Exercise goal →
Exactly repeat all the records below, omitting the images they hold.

-- Start Material provided --

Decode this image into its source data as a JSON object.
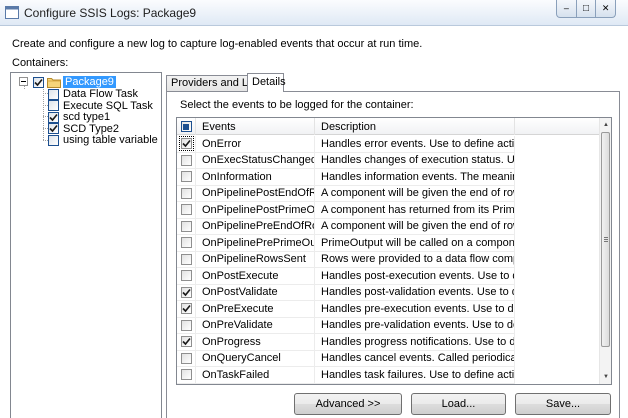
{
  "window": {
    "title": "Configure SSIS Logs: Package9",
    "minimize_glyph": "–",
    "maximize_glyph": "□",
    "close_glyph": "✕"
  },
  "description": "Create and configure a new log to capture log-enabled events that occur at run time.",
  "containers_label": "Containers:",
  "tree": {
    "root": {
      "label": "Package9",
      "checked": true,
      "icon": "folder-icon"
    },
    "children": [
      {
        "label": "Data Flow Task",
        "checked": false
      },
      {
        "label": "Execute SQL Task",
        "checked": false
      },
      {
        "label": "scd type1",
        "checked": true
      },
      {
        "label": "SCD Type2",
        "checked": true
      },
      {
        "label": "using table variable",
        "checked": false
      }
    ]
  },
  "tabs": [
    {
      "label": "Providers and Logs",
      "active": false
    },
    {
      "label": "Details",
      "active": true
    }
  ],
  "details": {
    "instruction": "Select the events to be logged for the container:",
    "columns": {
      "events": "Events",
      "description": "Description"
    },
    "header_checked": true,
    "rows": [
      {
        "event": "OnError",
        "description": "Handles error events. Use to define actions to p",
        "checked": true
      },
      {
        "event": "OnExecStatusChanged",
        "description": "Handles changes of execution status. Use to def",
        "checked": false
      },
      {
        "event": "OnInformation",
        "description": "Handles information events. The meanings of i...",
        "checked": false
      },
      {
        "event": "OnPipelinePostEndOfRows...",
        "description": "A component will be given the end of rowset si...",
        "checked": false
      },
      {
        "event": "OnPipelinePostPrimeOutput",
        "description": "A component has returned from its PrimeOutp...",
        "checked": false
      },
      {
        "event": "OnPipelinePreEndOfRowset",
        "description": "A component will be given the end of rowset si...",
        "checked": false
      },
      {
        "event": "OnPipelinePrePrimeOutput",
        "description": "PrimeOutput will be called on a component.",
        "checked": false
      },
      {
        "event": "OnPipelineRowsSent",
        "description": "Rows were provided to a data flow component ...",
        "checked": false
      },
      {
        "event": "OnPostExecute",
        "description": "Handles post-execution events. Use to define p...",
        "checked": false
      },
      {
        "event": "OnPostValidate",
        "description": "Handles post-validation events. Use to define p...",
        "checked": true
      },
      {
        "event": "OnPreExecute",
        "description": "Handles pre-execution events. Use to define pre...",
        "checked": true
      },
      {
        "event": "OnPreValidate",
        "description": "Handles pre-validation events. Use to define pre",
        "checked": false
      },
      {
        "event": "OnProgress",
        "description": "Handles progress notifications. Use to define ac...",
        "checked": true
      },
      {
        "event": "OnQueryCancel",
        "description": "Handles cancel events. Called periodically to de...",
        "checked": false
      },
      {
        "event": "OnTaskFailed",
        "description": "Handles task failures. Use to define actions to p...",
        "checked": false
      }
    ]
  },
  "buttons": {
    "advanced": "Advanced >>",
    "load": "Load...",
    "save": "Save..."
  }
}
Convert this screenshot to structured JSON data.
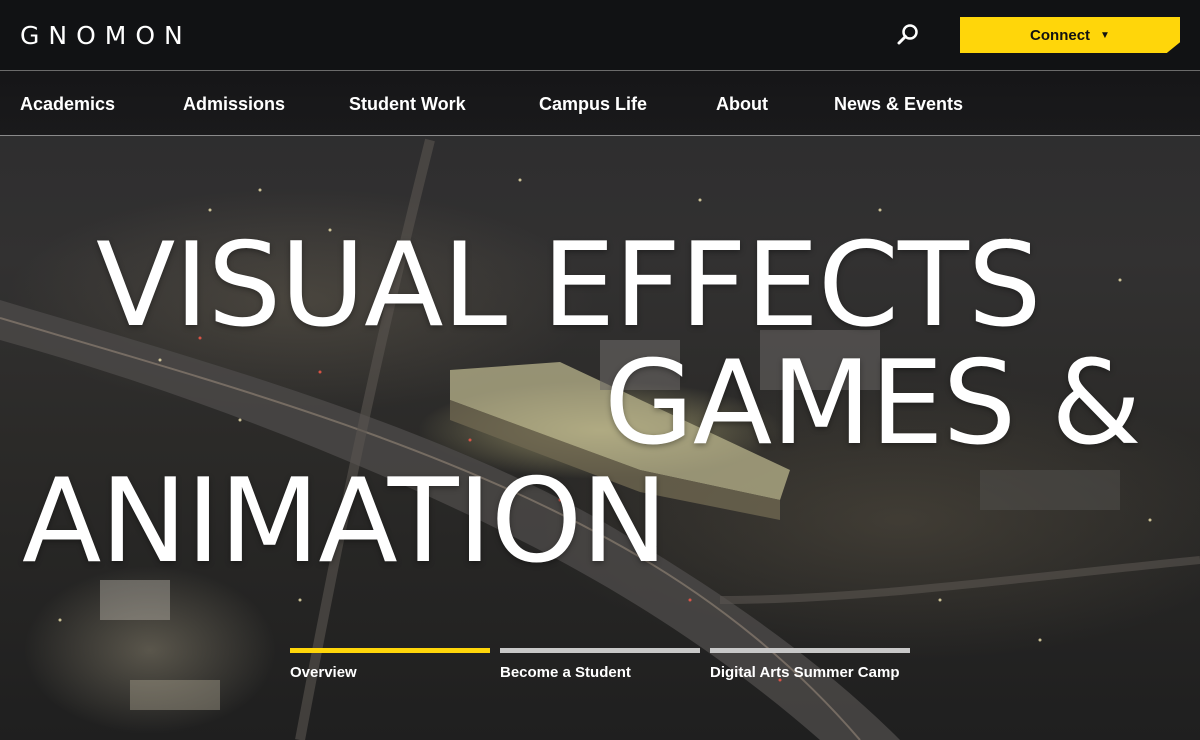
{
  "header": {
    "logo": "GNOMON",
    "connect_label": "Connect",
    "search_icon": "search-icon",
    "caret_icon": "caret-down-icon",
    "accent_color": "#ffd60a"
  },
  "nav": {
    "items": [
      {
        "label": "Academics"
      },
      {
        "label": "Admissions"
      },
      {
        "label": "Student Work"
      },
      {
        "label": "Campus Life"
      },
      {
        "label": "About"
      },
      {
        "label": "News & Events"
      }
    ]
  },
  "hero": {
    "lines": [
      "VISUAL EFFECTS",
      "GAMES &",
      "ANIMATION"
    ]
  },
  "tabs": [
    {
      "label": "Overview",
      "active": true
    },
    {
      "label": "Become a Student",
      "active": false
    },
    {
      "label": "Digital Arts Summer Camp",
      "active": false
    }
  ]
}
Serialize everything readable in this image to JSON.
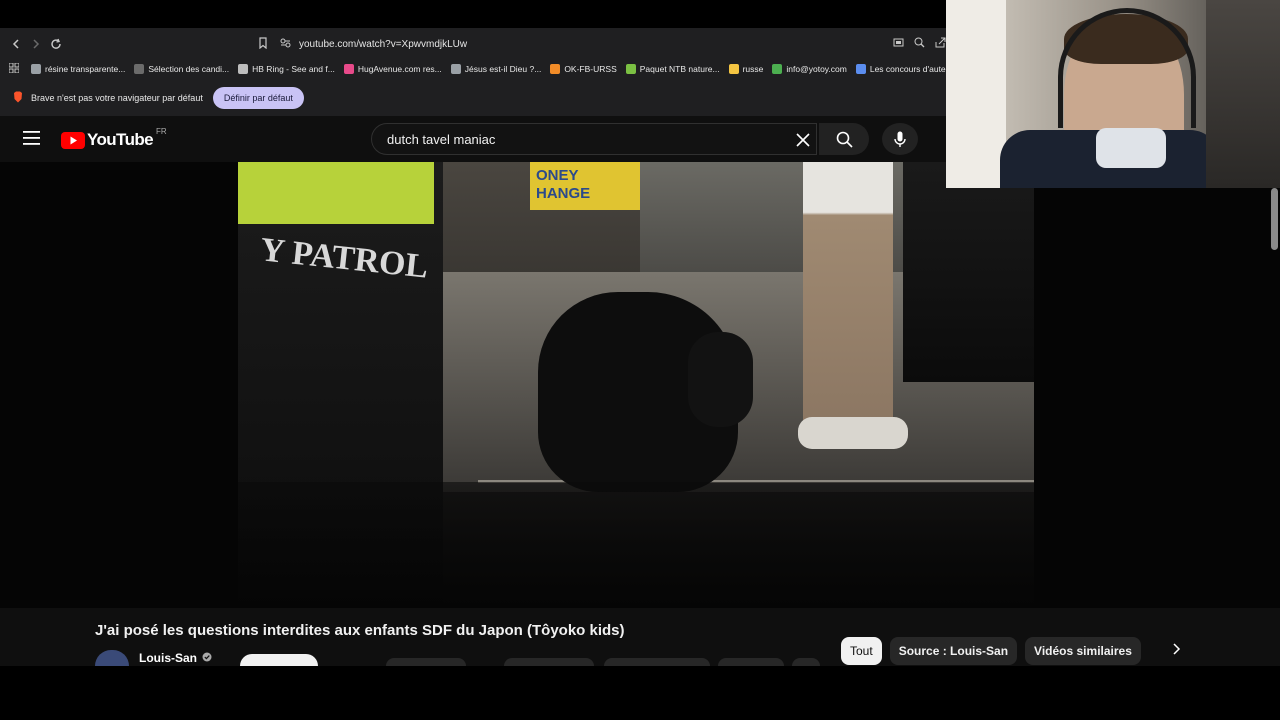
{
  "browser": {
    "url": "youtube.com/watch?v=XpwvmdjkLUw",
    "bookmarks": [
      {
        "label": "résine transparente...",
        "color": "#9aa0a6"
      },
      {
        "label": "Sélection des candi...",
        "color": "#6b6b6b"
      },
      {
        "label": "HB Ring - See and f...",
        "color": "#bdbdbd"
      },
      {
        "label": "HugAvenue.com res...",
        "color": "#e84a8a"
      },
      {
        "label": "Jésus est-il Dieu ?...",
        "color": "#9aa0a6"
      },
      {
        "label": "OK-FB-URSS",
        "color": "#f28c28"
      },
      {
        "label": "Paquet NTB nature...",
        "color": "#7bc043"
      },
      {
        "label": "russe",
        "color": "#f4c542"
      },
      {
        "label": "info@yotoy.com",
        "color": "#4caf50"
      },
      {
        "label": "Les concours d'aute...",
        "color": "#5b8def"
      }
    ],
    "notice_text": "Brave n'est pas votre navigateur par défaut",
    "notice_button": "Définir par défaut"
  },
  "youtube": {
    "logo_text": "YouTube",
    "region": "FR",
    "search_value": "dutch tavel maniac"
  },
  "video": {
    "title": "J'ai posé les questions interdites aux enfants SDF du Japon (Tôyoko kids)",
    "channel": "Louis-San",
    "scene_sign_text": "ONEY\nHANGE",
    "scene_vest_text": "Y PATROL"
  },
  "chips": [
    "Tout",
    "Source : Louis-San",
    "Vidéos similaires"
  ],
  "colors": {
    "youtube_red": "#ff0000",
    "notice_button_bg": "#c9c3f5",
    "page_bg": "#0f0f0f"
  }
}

-- End Material provided --

Written solution →
Decode this image into its source data as a JSON object.
{
  "window": {
    "title": "Configure SSIS Logs: Package9",
    "minimize_glyph": "–",
    "maximize_glyph": "□",
    "close_glyph": "✕"
  },
  "description": "Create and configure a new log to capture log-enabled events that occur at run time.",
  "containers_label": "Containers:",
  "tree": {
    "root": {
      "label": "Package9",
      "checked": true,
      "icon": "folder-icon"
    },
    "children": [
      {
        "label": "Data Flow Task",
        "checked": false
      },
      {
        "label": "Execute SQL Task",
        "checked": false
      },
      {
        "label": "scd type1",
        "checked": true
      },
      {
        "label": "SCD Type2",
        "checked": true
      },
      {
        "label": "using table variable",
        "checked": false
      }
    ]
  },
  "tabs": [
    {
      "label": "Providers and Logs",
      "active": false
    },
    {
      "label": "Details",
      "active": true
    }
  ],
  "details": {
    "instruction": "Select the events to be logged for the container:",
    "columns": {
      "events": "Events",
      "description": "Description"
    },
    "header_checked": true,
    "rows": [
      {
        "event": "OnError",
        "description": "Handles error events. Use to define actions to p",
        "checked": true
      },
      {
        "event": "OnExecStatusChanged",
        "description": "Handles changes of execution status. Use to def",
        "checked": false
      },
      {
        "event": "OnInformation",
        "description": "Handles information events. The meanings of i...",
        "checked": false
      },
      {
        "event": "OnPipelinePostEndOfRows...",
        "description": "A component will be given the end of rowset si...",
        "checked": false
      },
      {
        "event": "OnPipelinePostPrimeOutput",
        "description": "A component has returned from its PrimeOutp...",
        "checked": false
      },
      {
        "event": "OnPipelinePreEndOfRowset",
        "description": "A component will be given the end of rowset si...",
        "checked": false
      },
      {
        "event": "OnPipelinePrePrimeOutput",
        "description": "PrimeOutput will be called on a component.",
        "checked": false
      },
      {
        "event": "OnPipelineRowsSent",
        "description": "Rows were provided to a data flow component ...",
        "checked": false
      },
      {
        "event": "OnPostExecute",
        "description": "Handles post-execution events. Use to define p...",
        "checked": false
      },
      {
        "event": "OnPostValidate",
        "description": "Handles post-validation events. Use to define p...",
        "checked": true
      },
      {
        "event": "OnPreExecute",
        "description": "Handles pre-execution events. Use to define pre...",
        "checked": true
      },
      {
        "event": "OnPreValidate",
        "description": "Handles pre-validation events. Use to define pre",
        "checked": false
      },
      {
        "event": "OnProgress",
        "description": "Handles progress notifications. Use to define ac...",
        "checked": true
      },
      {
        "event": "OnQueryCancel",
        "description": "Handles cancel events. Called periodically to de...",
        "checked": false
      },
      {
        "event": "OnTaskFailed",
        "description": "Handles task failures. Use to define actions to p...",
        "checked": false
      }
    ]
  },
  "buttons": {
    "advanced": "Advanced >>",
    "load": "Load...",
    "save": "Save..."
  }
}
Convert this screenshot to structured JSON data.
{
  "header": {
    "logo": "GNOMON",
    "connect_label": "Connect",
    "search_icon": "search-icon",
    "caret_icon": "caret-down-icon",
    "accent_color": "#ffd60a"
  },
  "nav": {
    "items": [
      {
        "label": "Academics"
      },
      {
        "label": "Admissions"
      },
      {
        "label": "Student Work"
      },
      {
        "label": "Campus Life"
      },
      {
        "label": "About"
      },
      {
        "label": "News & Events"
      }
    ]
  },
  "hero": {
    "lines": [
      "VISUAL EFFECTS",
      "GAMES &",
      "ANIMATION"
    ]
  },
  "tabs": [
    {
      "label": "Overview",
      "active": true
    },
    {
      "label": "Become a Student",
      "active": false
    },
    {
      "label": "Digital Arts Summer Camp",
      "active": false
    }
  ]
}
Serialize everything readable in this image to JSON.
{
  "browser": {
    "url": "youtube.com/watch?v=XpwvmdjkLUw",
    "bookmarks": [
      {
        "label": "résine transparente...",
        "color": "#9aa0a6"
      },
      {
        "label": "Sélection des candi...",
        "color": "#6b6b6b"
      },
      {
        "label": "HB Ring - See and f...",
        "color": "#bdbdbd"
      },
      {
        "label": "HugAvenue.com res...",
        "color": "#e84a8a"
      },
      {
        "label": "Jésus est-il Dieu ?...",
        "color": "#9aa0a6"
      },
      {
        "label": "OK-FB-URSS",
        "color": "#f28c28"
      },
      {
        "label": "Paquet NTB nature...",
        "color": "#7bc043"
      },
      {
        "label": "russe",
        "color": "#f4c542"
      },
      {
        "label": "info@yotoy.com",
        "color": "#4caf50"
      },
      {
        "label": "Les concours d'aute...",
        "color": "#5b8def"
      }
    ],
    "notice_text": "Brave n'est pas votre navigateur par défaut",
    "notice_button": "Définir par défaut"
  },
  "youtube": {
    "logo_text": "YouTube",
    "region": "FR",
    "search_value": "dutch tavel maniac"
  },
  "video": {
    "title": "J'ai posé les questions interdites aux enfants SDF du Japon (Tôyoko kids)",
    "channel": "Louis-San",
    "scene_sign_text": "ONEY\nHANGE",
    "scene_vest_text": "Y PATROL"
  },
  "chips": [
    "Tout",
    "Source : Louis-San",
    "Vidéos similaires"
  ],
  "colors": {
    "youtube_red": "#ff0000",
    "notice_button_bg": "#c9c3f5",
    "page_bg": "#0f0f0f"
  }
}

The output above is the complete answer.